Reproduce, exactly and in full, the records that follow, minus any pictures.

Data tied to figure images:

□ □ □ □ □ □ □

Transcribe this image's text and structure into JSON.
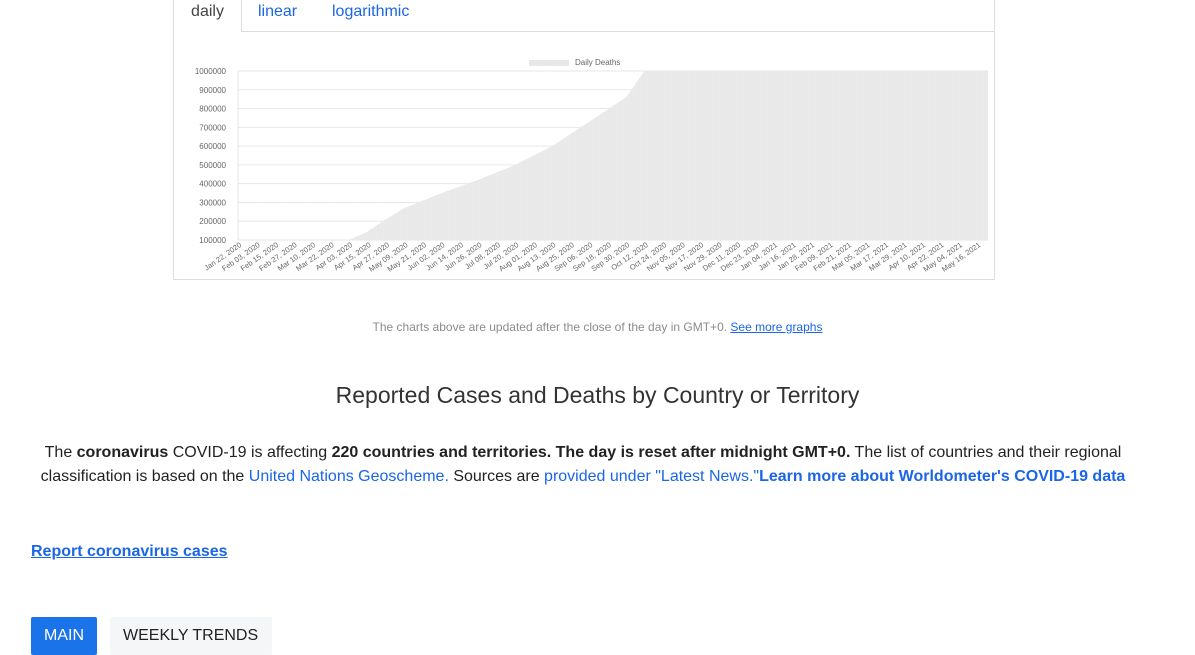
{
  "tabs": [
    {
      "label": "daily"
    },
    {
      "label": "linear"
    },
    {
      "label": "logarithmic"
    }
  ],
  "chart_data": {
    "type": "area",
    "legend": "Daily Deaths",
    "legend_position": "top-center",
    "ylim": [
      100000,
      1000000
    ],
    "y_ticks": [
      "100000",
      "200000",
      "300000",
      "400000",
      "500000",
      "600000",
      "700000",
      "800000",
      "900000",
      "1000000"
    ],
    "x_ticks": [
      "Jan 22, 2020",
      "Feb 03, 2020",
      "Feb 15, 2020",
      "Feb 27, 2020",
      "Mar 10, 2020",
      "Mar 22, 2020",
      "Apr 03, 2020",
      "Apr 15, 2020",
      "Apr 27, 2020",
      "May 09, 2020",
      "May 21, 2020",
      "Jun 02, 2020",
      "Jun 14, 2020",
      "Jun 26, 2020",
      "Jul 08, 2020",
      "Jul 20, 2020",
      "Aug 01, 2020",
      "Aug 13, 2020",
      "Aug 25, 2020",
      "Sep 06, 2020",
      "Sep 18, 2020",
      "Sep 30, 2020",
      "Oct 12, 2020",
      "Oct 24, 2020",
      "Nov 05, 2020",
      "Nov 17, 2020",
      "Nov 29, 2020",
      "Dec 11, 2020",
      "Dec 23, 2020",
      "Jan 04, 2021",
      "Jan 16, 2021",
      "Jan 28, 2021",
      "Feb 09, 2021",
      "Feb 21, 2021",
      "Mar 05, 2021",
      "Mar 17, 2021",
      "Mar 29, 2021",
      "Apr 10, 2021",
      "Apr 22, 2021",
      "May 04, 2021",
      "May 16, 2021"
    ],
    "x": [
      "Jan 22, 2020",
      "Apr 03, 2020",
      "Apr 15, 2020",
      "Apr 27, 2020",
      "May 09, 2020",
      "Jun 02, 2020",
      "Jun 26, 2020",
      "Jul 20, 2020",
      "Aug 13, 2020",
      "Sep 06, 2020",
      "Sep 30, 2020",
      "Oct 12, 2020",
      "May 16, 2021"
    ],
    "values": [
      0,
      90000,
      145000,
      210000,
      270000,
      350000,
      420000,
      500000,
      600000,
      730000,
      860000,
      1000000,
      1000000
    ],
    "fill_color": "#e8e8e8",
    "grid": true
  },
  "note": {
    "text": "The charts above are updated after the close of the day in GMT+0. ",
    "link": "See more graphs"
  },
  "section_title": "Reported Cases and Deaths by Country or Territory",
  "intro": {
    "p1": "The ",
    "b1": "coronavirus",
    "p2": " COVID-19 is affecting ",
    "b2": "220 countries and territories. The day is reset after midnight GMT+0.",
    "p3": " The list of countries and their regional classification is based on the ",
    "link1": "United Nations Geoscheme.",
    "p4": " Sources are ",
    "link2": "provided under \"Latest News.\"",
    "link3": "Learn more about Worldometer's COVID-19 data"
  },
  "report_link": "Report coronavirus cases",
  "buttons": {
    "main": "MAIN",
    "weekly": "WEEKLY TRENDS"
  }
}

□ □ □ □ □ □ □

■ Worked solution:
Transcribe this image's text and structure into JSON.
{
  "tabs": [
    {
      "label": "daily"
    },
    {
      "label": "linear"
    },
    {
      "label": "logarithmic"
    }
  ],
  "chart_data": {
    "type": "area",
    "legend": "Daily Deaths",
    "legend_position": "top-center",
    "ylim": [
      100000,
      1000000
    ],
    "y_ticks": [
      "100000",
      "200000",
      "300000",
      "400000",
      "500000",
      "600000",
      "700000",
      "800000",
      "900000",
      "1000000"
    ],
    "x_ticks": [
      "Jan 22, 2020",
      "Feb 03, 2020",
      "Feb 15, 2020",
      "Feb 27, 2020",
      "Mar 10, 2020",
      "Mar 22, 2020",
      "Apr 03, 2020",
      "Apr 15, 2020",
      "Apr 27, 2020",
      "May 09, 2020",
      "May 21, 2020",
      "Jun 02, 2020",
      "Jun 14, 2020",
      "Jun 26, 2020",
      "Jul 08, 2020",
      "Jul 20, 2020",
      "Aug 01, 2020",
      "Aug 13, 2020",
      "Aug 25, 2020",
      "Sep 06, 2020",
      "Sep 18, 2020",
      "Sep 30, 2020",
      "Oct 12, 2020",
      "Oct 24, 2020",
      "Nov 05, 2020",
      "Nov 17, 2020",
      "Nov 29, 2020",
      "Dec 11, 2020",
      "Dec 23, 2020",
      "Jan 04, 2021",
      "Jan 16, 2021",
      "Jan 28, 2021",
      "Feb 09, 2021",
      "Feb 21, 2021",
      "Mar 05, 2021",
      "Mar 17, 2021",
      "Mar 29, 2021",
      "Apr 10, 2021",
      "Apr 22, 2021",
      "May 04, 2021",
      "May 16, 2021"
    ],
    "x": [
      "Jan 22, 2020",
      "Apr 03, 2020",
      "Apr 15, 2020",
      "Apr 27, 2020",
      "May 09, 2020",
      "Jun 02, 2020",
      "Jun 26, 2020",
      "Jul 20, 2020",
      "Aug 13, 2020",
      "Sep 06, 2020",
      "Sep 30, 2020",
      "Oct 12, 2020",
      "May 16, 2021"
    ],
    "values": [
      0,
      90000,
      145000,
      210000,
      270000,
      350000,
      420000,
      500000,
      600000,
      730000,
      860000,
      1000000,
      1000000
    ],
    "fill_color": "#e8e8e8",
    "grid": true
  },
  "note": {
    "text": "The charts above are updated after the close of the day in GMT+0. ",
    "link": "See more graphs"
  },
  "section_title": "Reported Cases and Deaths by Country or Territory",
  "intro": {
    "p1": "The ",
    "b1": "coronavirus",
    "p2": " COVID-19 is affecting ",
    "b2": "220 countries and territories. The day is reset after midnight GMT+0.",
    "p3": " The list of countries and their regional classification is based on the ",
    "link1": "United Nations Geoscheme.",
    "p4": " Sources are ",
    "link2": "provided under \"Latest News.\"",
    "link3": "Learn more about Worldometer's COVID-19 data"
  },
  "report_link": "Report coronavirus cases",
  "buttons": {
    "main": "MAIN",
    "weekly": "WEEKLY TRENDS"
  }
}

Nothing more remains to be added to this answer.